WHAT IS NEEDED — Can you rewrite the paragraph starting "The gain of 6.9%" in the market commentary below more briefly, keeping its main facts?

══ TEXT SHOWN

Fed’s Inflation Gauge Hits Fresh 30-Yr High
- Big-tech earnings behind us… put on your rally hats
- Bond market prepares for short-term rate hikes
- What will the Fed say about 30-year high Core PCE?
And another month comes to an end…
October is typically the most volatile month according to the Stock Trader"s Almanac – but not the most bearish (that belongs to September)
This October, the S&P 500 had its biggest monthly jump since November 2020.
The gain of 6.9% came from a string of solid earnings – where investors looked past near-term supply chain issues.
More on how the S&P 500 closed the week shortly…
But first I wanted to touch on what will drive equities over the coming weeks and months:
Oct 28 2021
I shared this chart yesterday for those who missed it.
In short, the white line shows how US 2-year treasury yields have rallied the past few weeks…
This is an extraordinarily fast move.

════
══ SUPPLIED DATA

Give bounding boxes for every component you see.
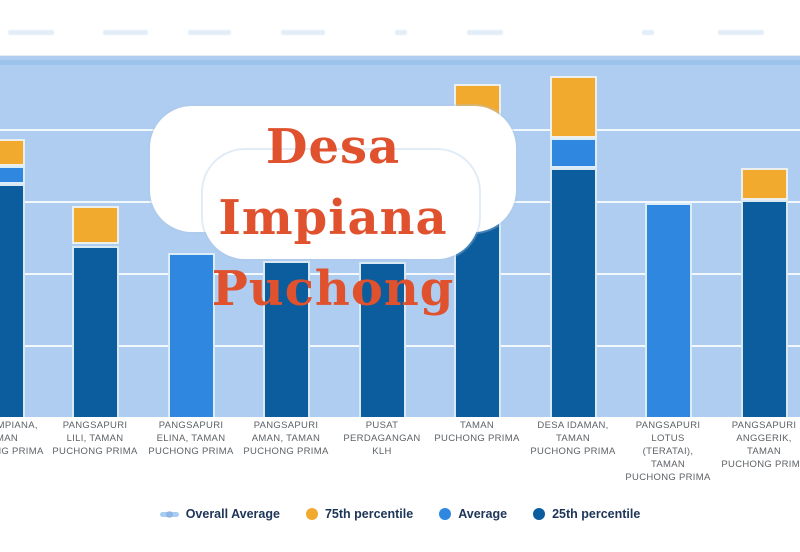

════

FINISHED ANSWER — Solid earnings drove the 6.9% gain as investors looked past near-term supply chain issues.